--- Start of MATERIAL SHOWN ---

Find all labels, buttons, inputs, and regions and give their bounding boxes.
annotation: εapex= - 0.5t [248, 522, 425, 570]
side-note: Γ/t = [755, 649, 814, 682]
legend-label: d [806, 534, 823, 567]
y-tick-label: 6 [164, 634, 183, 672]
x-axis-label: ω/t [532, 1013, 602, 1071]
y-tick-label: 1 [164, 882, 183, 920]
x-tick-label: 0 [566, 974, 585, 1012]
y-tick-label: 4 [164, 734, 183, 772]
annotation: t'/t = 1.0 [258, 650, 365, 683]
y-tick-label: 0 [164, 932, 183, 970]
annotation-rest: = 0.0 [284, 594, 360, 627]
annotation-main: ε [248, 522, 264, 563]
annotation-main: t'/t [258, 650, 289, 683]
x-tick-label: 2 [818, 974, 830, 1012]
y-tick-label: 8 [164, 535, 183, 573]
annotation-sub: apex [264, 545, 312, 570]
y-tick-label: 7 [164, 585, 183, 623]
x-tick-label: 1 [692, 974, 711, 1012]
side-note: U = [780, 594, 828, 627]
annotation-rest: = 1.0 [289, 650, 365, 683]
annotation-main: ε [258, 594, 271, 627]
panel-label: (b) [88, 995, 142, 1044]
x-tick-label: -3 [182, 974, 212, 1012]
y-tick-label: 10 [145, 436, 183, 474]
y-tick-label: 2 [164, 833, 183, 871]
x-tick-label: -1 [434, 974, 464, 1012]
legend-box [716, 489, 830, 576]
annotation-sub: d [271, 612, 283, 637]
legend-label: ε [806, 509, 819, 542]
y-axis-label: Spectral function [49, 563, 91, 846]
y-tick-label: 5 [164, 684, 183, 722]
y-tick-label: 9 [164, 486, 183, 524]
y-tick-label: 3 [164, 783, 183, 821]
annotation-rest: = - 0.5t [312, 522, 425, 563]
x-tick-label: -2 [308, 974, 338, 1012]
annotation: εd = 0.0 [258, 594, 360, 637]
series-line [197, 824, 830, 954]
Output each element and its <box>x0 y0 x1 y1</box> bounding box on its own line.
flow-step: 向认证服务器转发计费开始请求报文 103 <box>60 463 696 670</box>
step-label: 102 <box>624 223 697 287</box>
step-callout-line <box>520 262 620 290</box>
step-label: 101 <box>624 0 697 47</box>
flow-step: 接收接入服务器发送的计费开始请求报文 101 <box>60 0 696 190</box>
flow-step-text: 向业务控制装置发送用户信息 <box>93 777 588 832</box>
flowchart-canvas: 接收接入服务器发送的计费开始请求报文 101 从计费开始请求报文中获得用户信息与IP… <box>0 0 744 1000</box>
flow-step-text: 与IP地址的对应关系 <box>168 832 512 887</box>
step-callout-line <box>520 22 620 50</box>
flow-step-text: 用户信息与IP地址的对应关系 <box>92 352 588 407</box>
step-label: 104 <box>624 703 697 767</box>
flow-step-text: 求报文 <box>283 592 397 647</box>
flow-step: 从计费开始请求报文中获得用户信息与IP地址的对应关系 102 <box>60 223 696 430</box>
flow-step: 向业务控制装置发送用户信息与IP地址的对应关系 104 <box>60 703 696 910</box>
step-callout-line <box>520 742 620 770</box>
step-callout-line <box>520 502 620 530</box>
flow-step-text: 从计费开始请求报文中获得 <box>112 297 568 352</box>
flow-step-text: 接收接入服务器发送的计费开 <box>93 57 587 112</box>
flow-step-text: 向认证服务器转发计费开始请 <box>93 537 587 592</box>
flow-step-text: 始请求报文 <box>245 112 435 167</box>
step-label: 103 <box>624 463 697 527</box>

--- End of MATERIAL SHOWN ---

- **PROBLEM TO WORK ON**: Can you reproduce all the rows above, swapping every "step-callout-line" for "callout-line" and leaving everything else unchanged?

- **COMPLETE OUTPUT**:
Find all labels, buttons, inputs, and regions and give their bounding boxes.
annotation: εapex= - 0.5t [248, 522, 425, 570]
side-note: Γ/t = [755, 649, 814, 682]
legend-label: d [806, 534, 823, 567]
y-tick-label: 6 [164, 634, 183, 672]
x-axis-label: ω/t [532, 1013, 602, 1071]
y-tick-label: 1 [164, 882, 183, 920]
x-tick-label: 0 [566, 974, 585, 1012]
y-tick-label: 4 [164, 734, 183, 772]
annotation: t'/t = 1.0 [258, 650, 365, 683]
y-tick-label: 0 [164, 932, 183, 970]
annotation-rest: = 0.0 [284, 594, 360, 627]
annotation-main: ε [248, 522, 264, 563]
annotation-main: t'/t [258, 650, 289, 683]
x-tick-label: 2 [818, 974, 830, 1012]
y-tick-label: 8 [164, 535, 183, 573]
annotation-sub: apex [264, 545, 312, 570]
y-tick-label: 7 [164, 585, 183, 623]
x-tick-label: 1 [692, 974, 711, 1012]
side-note: U = [780, 594, 828, 627]
annotation-rest: = 1.0 [289, 650, 365, 683]
annotation-main: ε [258, 594, 271, 627]
panel-label: (b) [88, 995, 142, 1044]
x-tick-label: -3 [182, 974, 212, 1012]
y-tick-label: 10 [145, 436, 183, 474]
y-tick-label: 2 [164, 833, 183, 871]
x-tick-label: -1 [434, 974, 464, 1012]
legend-box [716, 489, 830, 576]
annotation-sub: d [271, 612, 283, 637]
legend-label: ε [806, 509, 819, 542]
y-axis-label: Spectral function [49, 563, 91, 846]
y-tick-label: 5 [164, 684, 183, 722]
y-tick-label: 9 [164, 486, 183, 524]
y-tick-label: 3 [164, 783, 183, 821]
annotation-rest: = - 0.5t [312, 522, 425, 563]
x-tick-label: -2 [308, 974, 338, 1012]
annotation: εd = 0.0 [258, 594, 360, 637]
series-line [197, 824, 830, 954]
Output each element and its <box>x0 y0 x1 y1</box> bounding box on its own line.
flow-step: 向认证服务器转发计费开始请求报文 103 <box>60 463 696 670</box>
step-label: 102 <box>624 223 697 287</box>
callout-line <box>520 262 620 290</box>
step-label: 101 <box>624 0 697 47</box>
flow-step: 接收接入服务器发送的计费开始请求报文 101 <box>60 0 696 190</box>
flow-step-text: 向业务控制装置发送用户信息 <box>93 777 588 832</box>
flowchart-canvas: 接收接入服务器发送的计费开始请求报文 101 从计费开始请求报文中获得用户信息与IP… <box>0 0 744 1000</box>
flow-step-text: 与IP地址的对应关系 <box>168 832 512 887</box>
callout-line <box>520 22 620 50</box>
flow-step-text: 用户信息与IP地址的对应关系 <box>92 352 588 407</box>
step-label: 104 <box>624 703 697 767</box>
flow-step-text: 求报文 <box>283 592 397 647</box>
flow-step: 从计费开始请求报文中获得用户信息与IP地址的对应关系 102 <box>60 223 696 430</box>
flow-step: 向业务控制装置发送用户信息与IP地址的对应关系 104 <box>60 703 696 910</box>
callout-line <box>520 742 620 770</box>
callout-line <box>520 502 620 530</box>
flow-step-text: 从计费开始请求报文中获得 <box>112 297 568 352</box>
flow-step-text: 接收接入服务器发送的计费开 <box>93 57 587 112</box>
flow-step-text: 向认证服务器转发计费开始请 <box>93 537 587 592</box>
flow-step-text: 始请求报文 <box>245 112 435 167</box>
step-label: 103 <box>624 463 697 527</box>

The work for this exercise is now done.